## Begin

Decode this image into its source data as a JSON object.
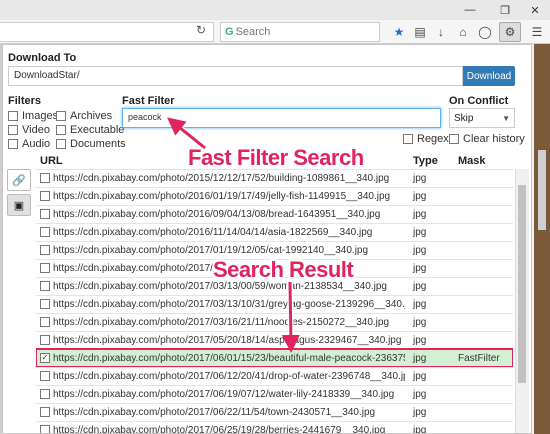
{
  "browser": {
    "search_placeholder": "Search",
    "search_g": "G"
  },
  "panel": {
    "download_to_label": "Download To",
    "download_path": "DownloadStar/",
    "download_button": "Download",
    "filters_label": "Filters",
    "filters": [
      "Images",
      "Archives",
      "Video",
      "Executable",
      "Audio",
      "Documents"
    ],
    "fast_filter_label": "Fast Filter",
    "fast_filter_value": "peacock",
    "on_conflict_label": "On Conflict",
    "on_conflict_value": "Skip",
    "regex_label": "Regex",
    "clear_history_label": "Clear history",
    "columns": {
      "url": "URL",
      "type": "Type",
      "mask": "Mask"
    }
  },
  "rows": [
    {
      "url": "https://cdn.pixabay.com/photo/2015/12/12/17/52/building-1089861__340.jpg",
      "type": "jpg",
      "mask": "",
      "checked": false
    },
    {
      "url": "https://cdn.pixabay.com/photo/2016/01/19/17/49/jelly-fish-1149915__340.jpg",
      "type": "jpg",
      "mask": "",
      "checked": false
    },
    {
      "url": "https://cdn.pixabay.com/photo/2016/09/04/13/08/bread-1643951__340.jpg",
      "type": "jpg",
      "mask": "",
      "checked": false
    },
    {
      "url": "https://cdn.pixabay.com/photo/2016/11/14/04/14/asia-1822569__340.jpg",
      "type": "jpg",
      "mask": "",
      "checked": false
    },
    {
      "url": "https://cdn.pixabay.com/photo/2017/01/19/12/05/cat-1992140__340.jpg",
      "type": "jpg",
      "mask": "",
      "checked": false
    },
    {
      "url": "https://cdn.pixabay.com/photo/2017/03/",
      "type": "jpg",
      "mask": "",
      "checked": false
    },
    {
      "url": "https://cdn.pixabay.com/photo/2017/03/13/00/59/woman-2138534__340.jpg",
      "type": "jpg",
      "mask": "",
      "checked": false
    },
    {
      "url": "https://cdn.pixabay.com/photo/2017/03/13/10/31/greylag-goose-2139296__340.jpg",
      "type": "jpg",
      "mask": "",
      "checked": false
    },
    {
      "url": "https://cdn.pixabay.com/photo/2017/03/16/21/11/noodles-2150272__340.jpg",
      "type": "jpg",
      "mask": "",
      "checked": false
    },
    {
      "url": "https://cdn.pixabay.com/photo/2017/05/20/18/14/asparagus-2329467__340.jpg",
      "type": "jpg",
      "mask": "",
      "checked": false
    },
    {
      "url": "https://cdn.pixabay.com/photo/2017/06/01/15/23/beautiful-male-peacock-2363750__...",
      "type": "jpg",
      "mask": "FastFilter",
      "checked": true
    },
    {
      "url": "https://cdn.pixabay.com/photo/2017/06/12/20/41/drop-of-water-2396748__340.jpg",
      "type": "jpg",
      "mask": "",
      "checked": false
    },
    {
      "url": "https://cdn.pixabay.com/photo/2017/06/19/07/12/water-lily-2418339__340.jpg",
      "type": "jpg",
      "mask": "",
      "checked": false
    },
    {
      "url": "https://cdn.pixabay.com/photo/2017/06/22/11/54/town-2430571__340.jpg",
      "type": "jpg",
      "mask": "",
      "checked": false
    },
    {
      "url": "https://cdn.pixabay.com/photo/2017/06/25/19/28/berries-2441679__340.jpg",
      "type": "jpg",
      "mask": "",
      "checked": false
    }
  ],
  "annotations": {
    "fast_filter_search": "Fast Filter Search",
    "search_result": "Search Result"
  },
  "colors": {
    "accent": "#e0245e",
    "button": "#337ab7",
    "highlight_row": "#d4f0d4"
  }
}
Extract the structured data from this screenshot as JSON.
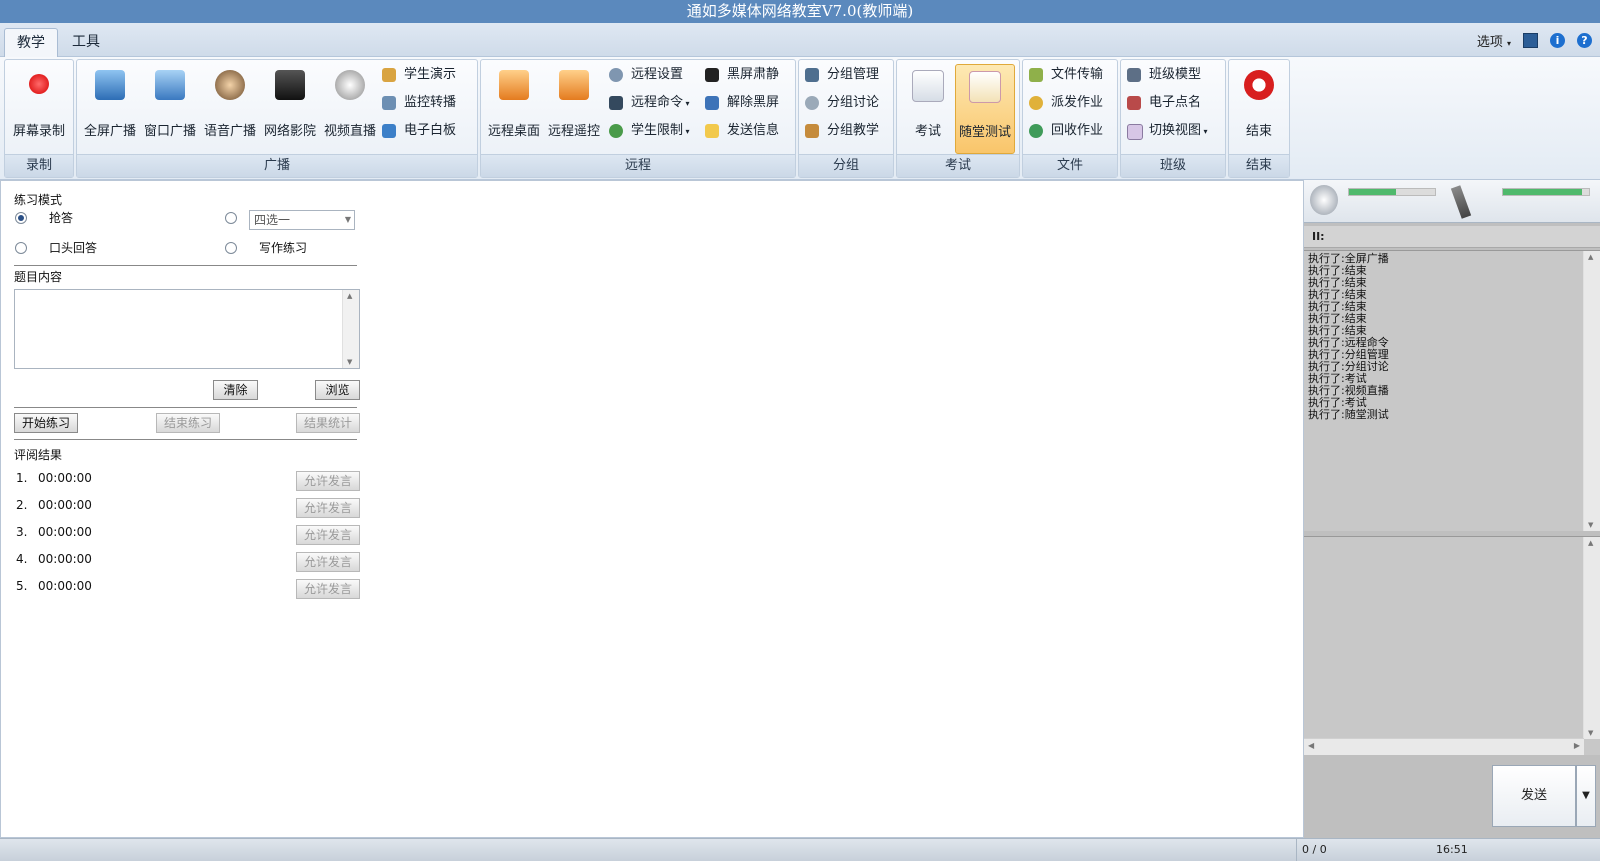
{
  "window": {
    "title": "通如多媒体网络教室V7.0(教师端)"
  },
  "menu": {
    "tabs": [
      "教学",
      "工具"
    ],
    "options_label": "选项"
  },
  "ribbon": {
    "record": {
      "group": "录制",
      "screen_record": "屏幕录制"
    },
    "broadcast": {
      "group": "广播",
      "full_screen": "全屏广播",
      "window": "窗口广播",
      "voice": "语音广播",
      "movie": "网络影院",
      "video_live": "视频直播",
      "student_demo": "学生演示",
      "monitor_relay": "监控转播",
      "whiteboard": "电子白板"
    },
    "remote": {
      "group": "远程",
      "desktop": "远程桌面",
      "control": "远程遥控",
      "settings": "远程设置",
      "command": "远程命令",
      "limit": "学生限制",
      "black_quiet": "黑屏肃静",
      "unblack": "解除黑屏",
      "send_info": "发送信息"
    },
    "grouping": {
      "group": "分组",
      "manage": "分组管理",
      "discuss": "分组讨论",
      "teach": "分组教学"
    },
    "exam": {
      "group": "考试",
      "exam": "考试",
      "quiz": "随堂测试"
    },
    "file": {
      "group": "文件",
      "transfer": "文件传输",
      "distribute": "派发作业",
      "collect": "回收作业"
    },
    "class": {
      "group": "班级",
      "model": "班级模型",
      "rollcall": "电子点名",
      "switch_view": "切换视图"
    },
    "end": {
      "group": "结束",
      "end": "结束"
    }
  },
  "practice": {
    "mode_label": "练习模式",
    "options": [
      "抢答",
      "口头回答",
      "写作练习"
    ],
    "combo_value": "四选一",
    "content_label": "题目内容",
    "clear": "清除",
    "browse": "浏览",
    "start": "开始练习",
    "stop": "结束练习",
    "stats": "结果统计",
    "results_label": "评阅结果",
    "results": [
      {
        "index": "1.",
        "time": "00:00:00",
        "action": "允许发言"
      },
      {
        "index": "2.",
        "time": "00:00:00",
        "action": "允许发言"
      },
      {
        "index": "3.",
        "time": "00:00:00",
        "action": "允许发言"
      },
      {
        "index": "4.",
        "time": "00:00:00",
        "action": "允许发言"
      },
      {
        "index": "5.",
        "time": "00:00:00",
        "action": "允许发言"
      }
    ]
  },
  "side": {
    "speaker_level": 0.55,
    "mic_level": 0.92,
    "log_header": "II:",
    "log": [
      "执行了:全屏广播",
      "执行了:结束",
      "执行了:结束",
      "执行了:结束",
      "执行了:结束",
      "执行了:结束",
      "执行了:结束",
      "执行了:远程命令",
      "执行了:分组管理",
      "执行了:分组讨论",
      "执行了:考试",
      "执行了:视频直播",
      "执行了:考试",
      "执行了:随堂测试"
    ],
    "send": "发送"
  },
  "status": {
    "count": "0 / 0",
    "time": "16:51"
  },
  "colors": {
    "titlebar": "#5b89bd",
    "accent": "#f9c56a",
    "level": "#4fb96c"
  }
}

## End

■ **TASK PROMPT**:
Repeat the listing in full and exactly. Leave any pictures out.

■ **RESPONSE TO THIS TASK**:
Decode this image into its source data as a JSON object.
{
  "browser": {
    "search_placeholder": "Search",
    "search_g": "G"
  },
  "panel": {
    "download_to_label": "Download To",
    "download_path": "DownloadStar/",
    "download_button": "Download",
    "filters_label": "Filters",
    "filters": [
      "Images",
      "Archives",
      "Video",
      "Executable",
      "Audio",
      "Documents"
    ],
    "fast_filter_label": "Fast Filter",
    "fast_filter_value": "peacock",
    "on_conflict_label": "On Conflict",
    "on_conflict_value": "Skip",
    "regex_label": "Regex",
    "clear_history_label": "Clear history",
    "columns": {
      "url": "URL",
      "type": "Type",
      "mask": "Mask"
    }
  },
  "rows": [
    {
      "url": "https://cdn.pixabay.com/photo/2015/12/12/17/52/building-1089861__340.jpg",
      "type": "jpg",
      "mask": "",
      "checked": false
    },
    {
      "url": "https://cdn.pixabay.com/photo/2016/01/19/17/49/jelly-fish-1149915__340.jpg",
      "type": "jpg",
      "mask": "",
      "checked": false
    },
    {
      "url": "https://cdn.pixabay.com/photo/2016/09/04/13/08/bread-1643951__340.jpg",
      "type": "jpg",
      "mask": "",
      "checked": false
    },
    {
      "url": "https://cdn.pixabay.com/photo/2016/11/14/04/14/asia-1822569__340.jpg",
      "type": "jpg",
      "mask": "",
      "checked": false
    },
    {
      "url": "https://cdn.pixabay.com/photo/2017/01/19/12/05/cat-1992140__340.jpg",
      "type": "jpg",
      "mask": "",
      "checked": false
    },
    {
      "url": "https://cdn.pixabay.com/photo/2017/03/",
      "type": "jpg",
      "mask": "",
      "checked": false
    },
    {
      "url": "https://cdn.pixabay.com/photo/2017/03/13/00/59/woman-2138534__340.jpg",
      "type": "jpg",
      "mask": "",
      "checked": false
    },
    {
      "url": "https://cdn.pixabay.com/photo/2017/03/13/10/31/greylag-goose-2139296__340.jpg",
      "type": "jpg",
      "mask": "",
      "checked": false
    },
    {
      "url": "https://cdn.pixabay.com/photo/2017/03/16/21/11/noodles-2150272__340.jpg",
      "type": "jpg",
      "mask": "",
      "checked": false
    },
    {
      "url": "https://cdn.pixabay.com/photo/2017/05/20/18/14/asparagus-2329467__340.jpg",
      "type": "jpg",
      "mask": "",
      "checked": false
    },
    {
      "url": "https://cdn.pixabay.com/photo/2017/06/01/15/23/beautiful-male-peacock-2363750__...",
      "type": "jpg",
      "mask": "FastFilter",
      "checked": true
    },
    {
      "url": "https://cdn.pixabay.com/photo/2017/06/12/20/41/drop-of-water-2396748__340.jpg",
      "type": "jpg",
      "mask": "",
      "checked": false
    },
    {
      "url": "https://cdn.pixabay.com/photo/2017/06/19/07/12/water-lily-2418339__340.jpg",
      "type": "jpg",
      "mask": "",
      "checked": false
    },
    {
      "url": "https://cdn.pixabay.com/photo/2017/06/22/11/54/town-2430571__340.jpg",
      "type": "jpg",
      "mask": "",
      "checked": false
    },
    {
      "url": "https://cdn.pixabay.com/photo/2017/06/25/19/28/berries-2441679__340.jpg",
      "type": "jpg",
      "mask": "",
      "checked": false
    }
  ],
  "annotations": {
    "fast_filter_search": "Fast Filter Search",
    "search_result": "Search Result"
  },
  "colors": {
    "accent": "#e0245e",
    "button": "#337ab7",
    "highlight_row": "#d4f0d4"
  }
}
Extract the structured data from this screenshot as JSON.
{
  "window": {
    "title": "通如多媒体网络教室V7.0(教师端)"
  },
  "menu": {
    "tabs": [
      "教学",
      "工具"
    ],
    "options_label": "选项"
  },
  "ribbon": {
    "record": {
      "group": "录制",
      "screen_record": "屏幕录制"
    },
    "broadcast": {
      "group": "广播",
      "full_screen": "全屏广播",
      "window": "窗口广播",
      "voice": "语音广播",
      "movie": "网络影院",
      "video_live": "视频直播",
      "student_demo": "学生演示",
      "monitor_relay": "监控转播",
      "whiteboard": "电子白板"
    },
    "remote": {
      "group": "远程",
      "desktop": "远程桌面",
      "control": "远程遥控",
      "settings": "远程设置",
      "command": "远程命令",
      "limit": "学生限制",
      "black_quiet": "黑屏肃静",
      "unblack": "解除黑屏",
      "send_info": "发送信息"
    },
    "grouping": {
      "group": "分组",
      "manage": "分组管理",
      "discuss": "分组讨论",
      "teach": "分组教学"
    },
    "exam": {
      "group": "考试",
      "exam": "考试",
      "quiz": "随堂测试"
    },
    "file": {
      "group": "文件",
      "transfer": "文件传输",
      "distribute": "派发作业",
      "collect": "回收作业"
    },
    "class": {
      "group": "班级",
      "model": "班级模型",
      "rollcall": "电子点名",
      "switch_view": "切换视图"
    },
    "end": {
      "group": "结束",
      "end": "结束"
    }
  },
  "practice": {
    "mode_label": "练习模式",
    "options": [
      "抢答",
      "口头回答",
      "写作练习"
    ],
    "combo_value": "四选一",
    "content_label": "题目内容",
    "clear": "清除",
    "browse": "浏览",
    "start": "开始练习",
    "stop": "结束练习",
    "stats": "结果统计",
    "results_label": "评阅结果",
    "results": [
      {
        "index": "1.",
        "time": "00:00:00",
        "action": "允许发言"
      },
      {
        "index": "2.",
        "time": "00:00:00",
        "action": "允许发言"
      },
      {
        "index": "3.",
        "time": "00:00:00",
        "action": "允许发言"
      },
      {
        "index": "4.",
        "time": "00:00:00",
        "action": "允许发言"
      },
      {
        "index": "5.",
        "time": "00:00:00",
        "action": "允许发言"
      }
    ]
  },
  "side": {
    "speaker_level": 0.55,
    "mic_level": 0.92,
    "log_header": "II:",
    "log": [
      "执行了:全屏广播",
      "执行了:结束",
      "执行了:结束",
      "执行了:结束",
      "执行了:结束",
      "执行了:结束",
      "执行了:结束",
      "执行了:远程命令",
      "执行了:分组管理",
      "执行了:分组讨论",
      "执行了:考试",
      "执行了:视频直播",
      "执行了:考试",
      "执行了:随堂测试"
    ],
    "send": "发送"
  },
  "status": {
    "count": "0 / 0",
    "time": "16:51"
  },
  "colors": {
    "titlebar": "#5b89bd",
    "accent": "#f9c56a",
    "level": "#4fb96c"
  }
}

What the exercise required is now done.